Show every line in the entries below where the word "JSON" appears.

____

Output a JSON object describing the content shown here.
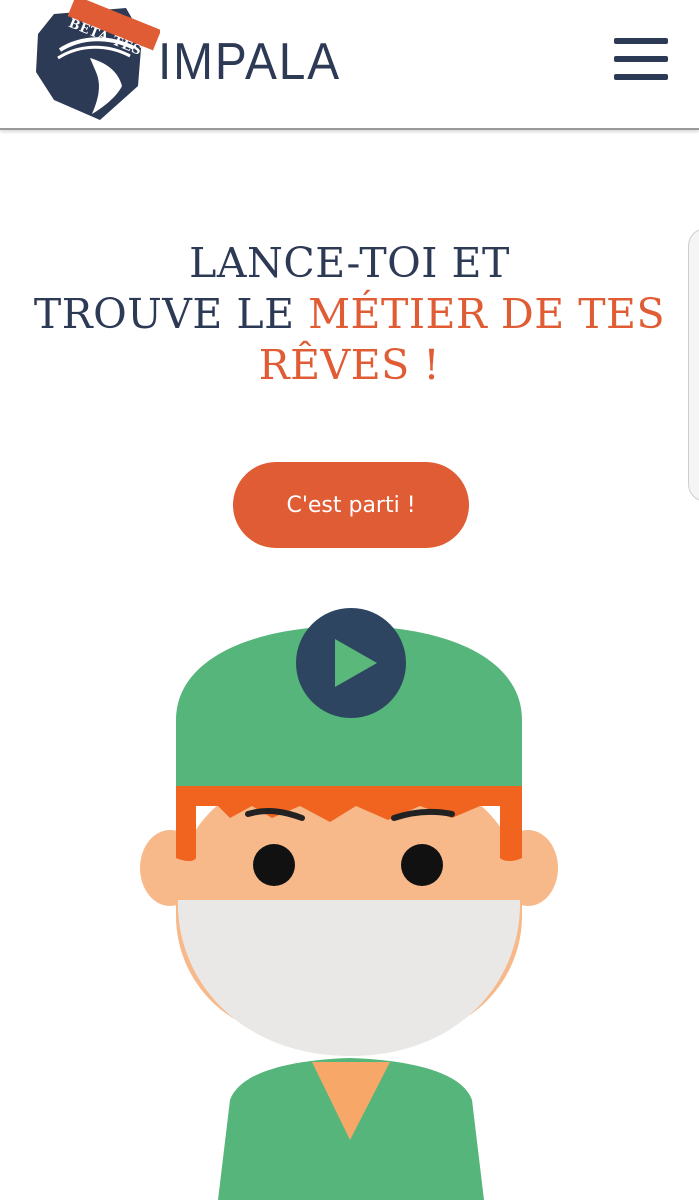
{
  "header": {
    "logo": {
      "badge_text": "BETA TEST",
      "brand_name": "IMPALA",
      "mark_icon": "impala-head-icon"
    },
    "menu_icon": "hamburger-menu-icon"
  },
  "hero": {
    "title_part1": "LANCE-TOI ET",
    "title_part2": "TROUVE LE ",
    "title_accent": "MÉTIER DE TES RÊVES !",
    "cta_label": "C'est parti !"
  },
  "media": {
    "play_icon": "play-icon",
    "illustration": "surgeon-character-illustration"
  },
  "colors": {
    "navy": "#2d3a56",
    "accent_orange": "#e05c34",
    "surgical_green": "#55b57a",
    "skin": "#f7b98a",
    "hair": "#f0641f",
    "mask": "#e9e8e6"
  }
}
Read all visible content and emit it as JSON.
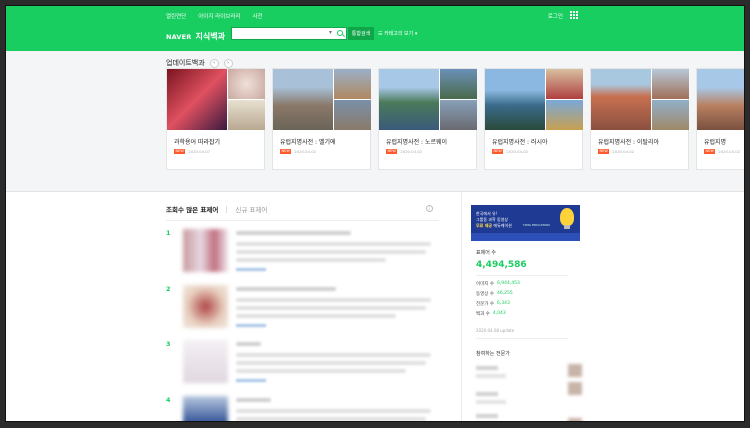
{
  "topbar": {
    "links": [
      "열린연단",
      "아이지 라이브러리",
      "사전"
    ],
    "login": "로그인",
    "brand": "NAVER",
    "service": "지식백과",
    "search_placeholder": "",
    "search_button": "통합검색",
    "category_link": "☰ 카테고리 보기 ▾"
  },
  "update": {
    "title": "업데이트백과",
    "prev": "‹",
    "next": "›",
    "cards": [
      {
        "title": "과학용어 따라잡기",
        "badge": "NEW",
        "date": "2020.04.07"
      },
      {
        "title": "유럽지명사전 : 벨기에",
        "badge": "NEW",
        "date": "2020.04.02"
      },
      {
        "title": "유럽지명사전 : 노르웨이",
        "badge": "NEW",
        "date": "2020.04.02"
      },
      {
        "title": "유럽지명사전 : 러시아",
        "badge": "NEW",
        "date": "2020.04.02"
      },
      {
        "title": "유럽지명사전 : 이탈리아",
        "badge": "NEW",
        "date": "2020.04.02"
      },
      {
        "title": "유럽지명",
        "badge": "NEW",
        "date": "2020.04.02"
      }
    ]
  },
  "rankings": {
    "tab_active": "조회수 많은 표제어",
    "tab_other": "신규 표제어",
    "info": "i",
    "ranks": [
      "1",
      "2",
      "3",
      "4"
    ]
  },
  "sidebar": {
    "banner_line1": "한국에서 유!",
    "banner_line2": "그룹동 과학 동영상",
    "banner_line3": "무료 제공",
    "banner_line4": "에듀케이션",
    "banner_logo": "TWIG EDUCATION",
    "count_title": "표제어 수",
    "count_value": "4,494,586",
    "stats": [
      {
        "label": "이미지 수",
        "value": "6,944,453"
      },
      {
        "label": "동영상 수",
        "value": "46,255"
      },
      {
        "label": "전문가 수",
        "value": "6,343"
      },
      {
        "label": "백과 수",
        "value": "4,043"
      }
    ],
    "update_note": "2020.04.08 update",
    "experts_title": "참여하는 전문가"
  },
  "colors": {
    "accent": "#19ce60",
    "new_badge": "#ff5a2c"
  }
}
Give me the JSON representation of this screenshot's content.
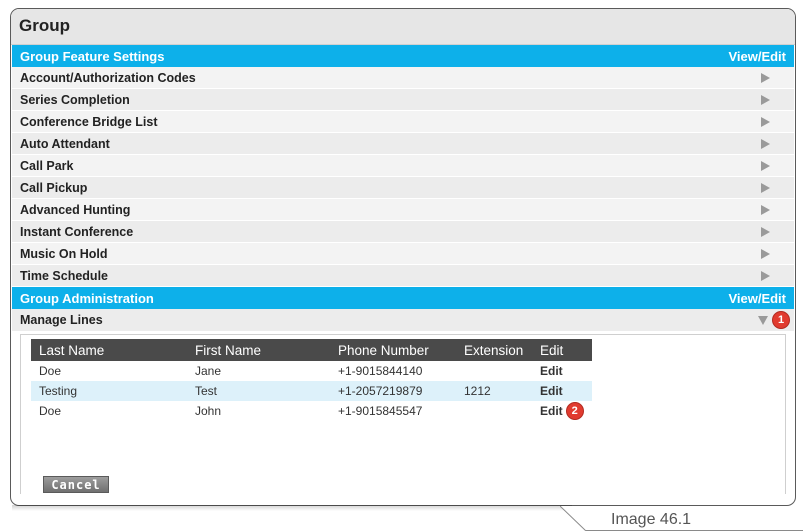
{
  "panel": {
    "title": "Group"
  },
  "feature_settings": {
    "title": "Group Feature Settings",
    "view_edit": "View/Edit",
    "items": [
      "Account/Authorization Codes",
      "Series Completion",
      "Conference Bridge List",
      "Auto Attendant",
      "Call Park",
      "Call Pickup",
      "Advanced Hunting",
      "Instant Conference",
      "Music On Hold",
      "Time Schedule"
    ]
  },
  "administration": {
    "title": "Group Administration",
    "view_edit": "View/Edit",
    "manage_lines": "Manage Lines",
    "badge": "1"
  },
  "lines_table": {
    "headers": [
      "Last Name",
      "First Name",
      "Phone Number",
      "Extension",
      "Edit"
    ],
    "rows": [
      {
        "last": "Doe",
        "first": "Jane",
        "phone": "+1-9015844140",
        "ext": "",
        "edit": "Edit"
      },
      {
        "last": "Testing",
        "first": "Test",
        "phone": "+1-2057219879",
        "ext": "1212",
        "edit": "Edit"
      },
      {
        "last": "Doe",
        "first": "John",
        "phone": "+1-9015845547",
        "ext": "",
        "edit": "Edit"
      }
    ],
    "edit_badge": "2"
  },
  "cancel_label": "Cancel",
  "caption": "Image 46.1",
  "colors": {
    "section_header": "#0db0ea",
    "table_header": "#4a4a4a",
    "alt_row": "#ddf1fa",
    "badge": "#e13b2f"
  }
}
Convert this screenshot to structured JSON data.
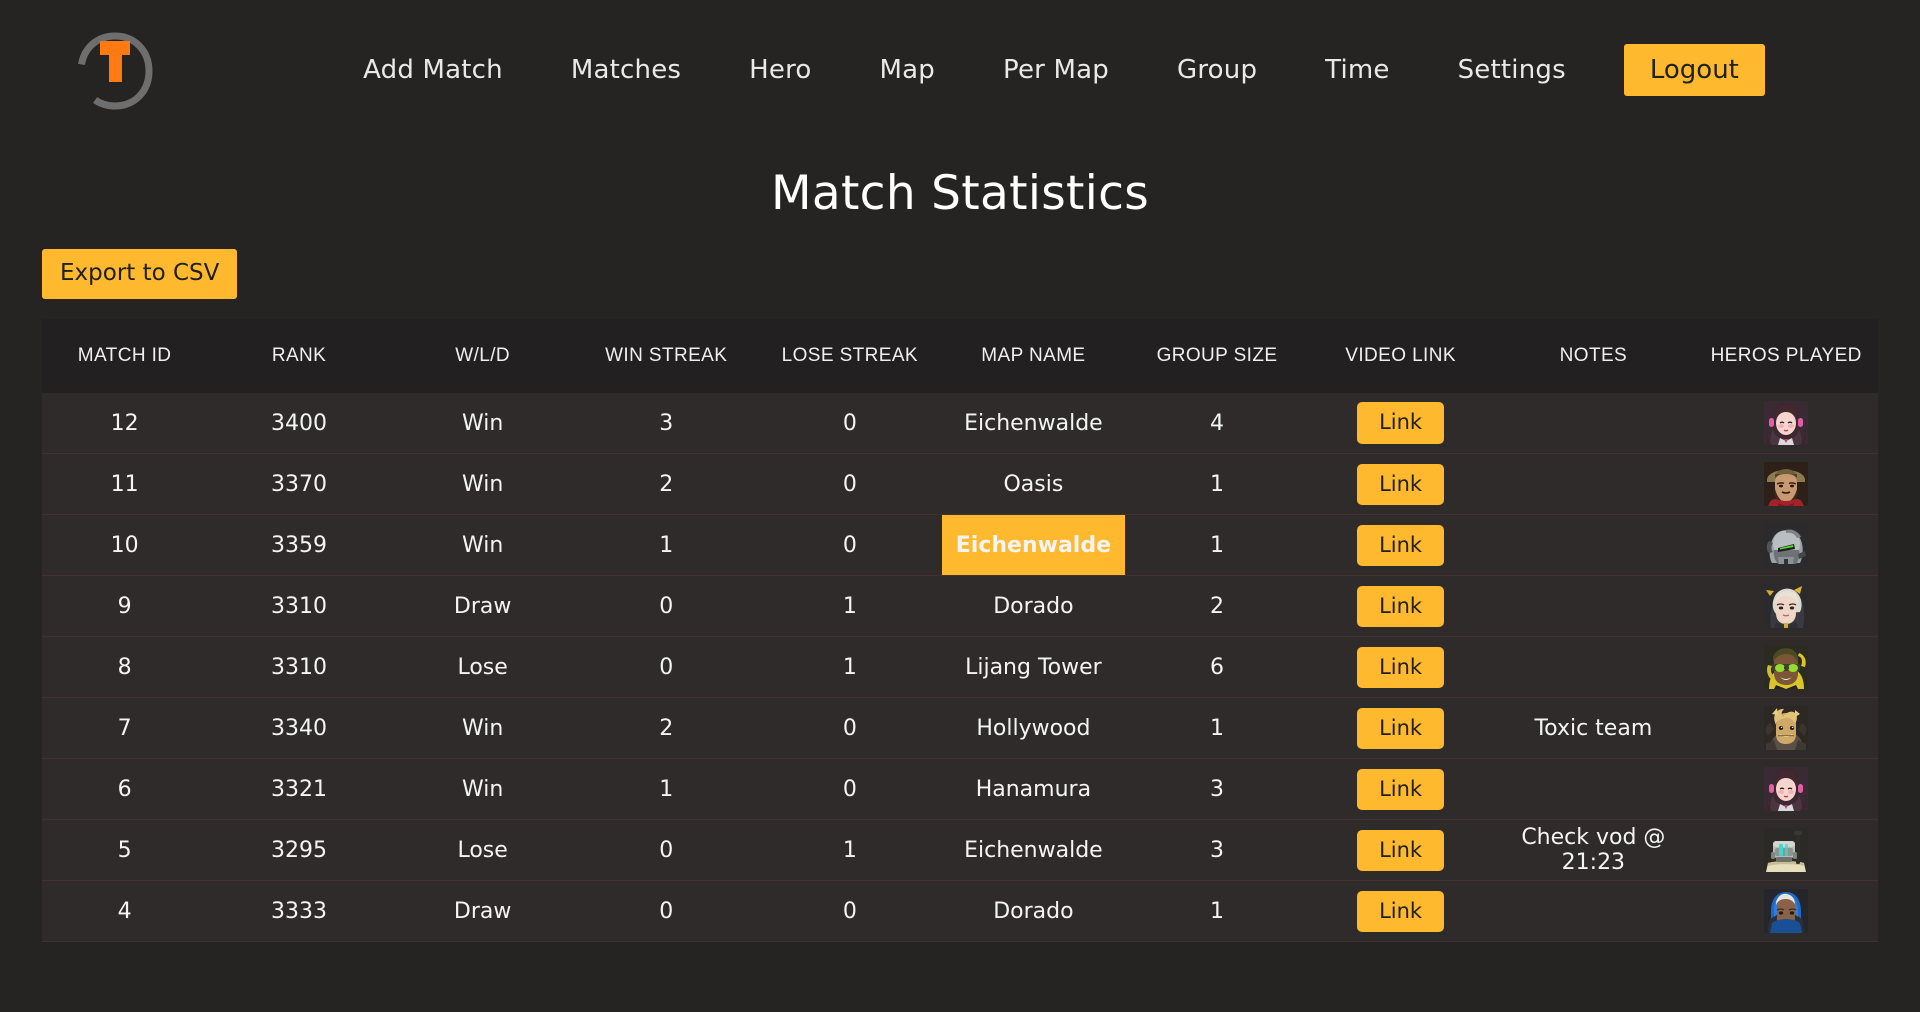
{
  "brand": {
    "logo_name": "tracer-ring-logo",
    "ring_color": "#6e6e6e",
    "mark_color": "#ff7a10"
  },
  "nav": {
    "items": [
      {
        "label": "Add Match",
        "name": "nav-add-match"
      },
      {
        "label": "Matches",
        "name": "nav-matches"
      },
      {
        "label": "Hero",
        "name": "nav-hero"
      },
      {
        "label": "Map",
        "name": "nav-map"
      },
      {
        "label": "Per Map",
        "name": "nav-per-map"
      },
      {
        "label": "Group",
        "name": "nav-group"
      },
      {
        "label": "Time",
        "name": "nav-time"
      },
      {
        "label": "Settings",
        "name": "nav-settings"
      }
    ],
    "logout_label": "Logout"
  },
  "page": {
    "title": "Match Statistics",
    "background": "#262423",
    "accent": "#ffb92e"
  },
  "toolbar": {
    "export_label": "Export to CSV"
  },
  "table": {
    "columns": [
      "MATCH ID",
      "RANK",
      "W/L/D",
      "WIN STREAK",
      "LOSE STREAK",
      "MAP NAME",
      "GROUP SIZE",
      "VIDEO LINK",
      "NOTES",
      "HEROS PLAYED"
    ],
    "link_label": "Link",
    "rows": [
      {
        "match_id": "12",
        "rank": "3400",
        "wld": "Win",
        "win_streak": "3",
        "lose_streak": "0",
        "map_name": "Eichenwalde",
        "map_highlight": false,
        "group_size": "4",
        "video": "Link",
        "notes": "",
        "hero": "dva",
        "hero_label": "D.Va"
      },
      {
        "match_id": "11",
        "rank": "3370",
        "wld": "Win",
        "win_streak": "2",
        "lose_streak": "0",
        "map_name": "Oasis",
        "map_highlight": false,
        "group_size": "1",
        "video": "Link",
        "notes": "",
        "hero": "mccree",
        "hero_label": "McCree"
      },
      {
        "match_id": "10",
        "rank": "3359",
        "wld": "Win",
        "win_streak": "1",
        "lose_streak": "0",
        "map_name": "Eichenwalde",
        "map_highlight": true,
        "group_size": "1",
        "video": "Link",
        "notes": "",
        "hero": "genji",
        "hero_label": "Genji"
      },
      {
        "match_id": "9",
        "rank": "3310",
        "wld": "Draw",
        "win_streak": "0",
        "lose_streak": "1",
        "map_name": "Dorado",
        "map_highlight": false,
        "group_size": "2",
        "video": "Link",
        "notes": "",
        "hero": "mercy",
        "hero_label": "Mercy"
      },
      {
        "match_id": "8",
        "rank": "3310",
        "wld": "Lose",
        "win_streak": "0",
        "lose_streak": "1",
        "map_name": "Lijang Tower",
        "map_highlight": false,
        "group_size": "6",
        "video": "Link",
        "notes": "",
        "hero": "lucio",
        "hero_label": "Lucio"
      },
      {
        "match_id": "7",
        "rank": "3340",
        "wld": "Win",
        "win_streak": "2",
        "lose_streak": "0",
        "map_name": "Hollywood",
        "map_highlight": false,
        "group_size": "1",
        "video": "Link",
        "notes": "Toxic team",
        "hero": "junkrat",
        "hero_label": "Junkrat"
      },
      {
        "match_id": "6",
        "rank": "3321",
        "wld": "Win",
        "win_streak": "1",
        "lose_streak": "0",
        "map_name": "Hanamura",
        "map_highlight": false,
        "group_size": "3",
        "video": "Link",
        "notes": "",
        "hero": "dva",
        "hero_label": "D.Va"
      },
      {
        "match_id": "5",
        "rank": "3295",
        "wld": "Lose",
        "win_streak": "0",
        "lose_streak": "1",
        "map_name": "Eichenwalde",
        "map_highlight": false,
        "group_size": "3",
        "video": "Link",
        "notes": "Check vod @ 21:23",
        "hero": "bastion",
        "hero_label": "Bastion"
      },
      {
        "match_id": "4",
        "rank": "3333",
        "wld": "Draw",
        "win_streak": "0",
        "lose_streak": "0",
        "map_name": "Dorado",
        "map_highlight": false,
        "group_size": "1",
        "video": "Link",
        "notes": "",
        "hero": "ana",
        "hero_label": "Ana"
      }
    ]
  }
}
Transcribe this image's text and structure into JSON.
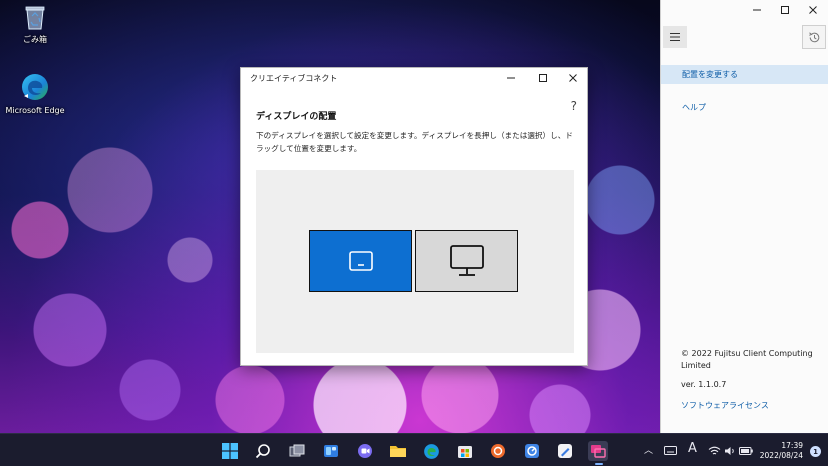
{
  "desktop": {
    "icons": [
      {
        "label": "ごみ箱",
        "icon": "recycle-bin-icon"
      },
      {
        "label": "Microsoft Edge",
        "icon": "edge-icon"
      }
    ]
  },
  "dialog": {
    "title": "クリエイティブコネクト",
    "help": "?",
    "heading": "ディスプレイの配置",
    "description": "下のディスプレイを選択して設定を変更します。ディスプレイを長押し（または選択）し、ドラッグして位置を変更します。",
    "displays": [
      {
        "id": 1,
        "selected": true,
        "icon": "laptop-display-icon"
      },
      {
        "id": 2,
        "selected": false,
        "icon": "monitor-icon"
      }
    ]
  },
  "panel": {
    "nav": [
      {
        "label": "配置を変更する",
        "selected": true
      },
      {
        "label": "ヘルプ",
        "selected": false
      }
    ],
    "copyright": "© 2022 Fujitsu Client Computing Limited",
    "version": "ver.  1.1.0.7",
    "license": "ソフトウェアライセンス"
  },
  "taskbar": {
    "time": "17:39",
    "date": "2022/08/24",
    "notification_count": "1",
    "ime": "A"
  },
  "colors": {
    "accent": "#0d6fd1",
    "link": "#0f5ea8",
    "selection": "#d7e7f6",
    "taskbar": "#1b1c2e"
  }
}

____

> **Result of the task**:
Output a JSON object describing the content shown here.
Read all visible content and emit it as JSON.
Give me the JSON representation of this screenshot's content.
Convert this screenshot to structured JSON data.
Transcribe this image's text and structure into JSON.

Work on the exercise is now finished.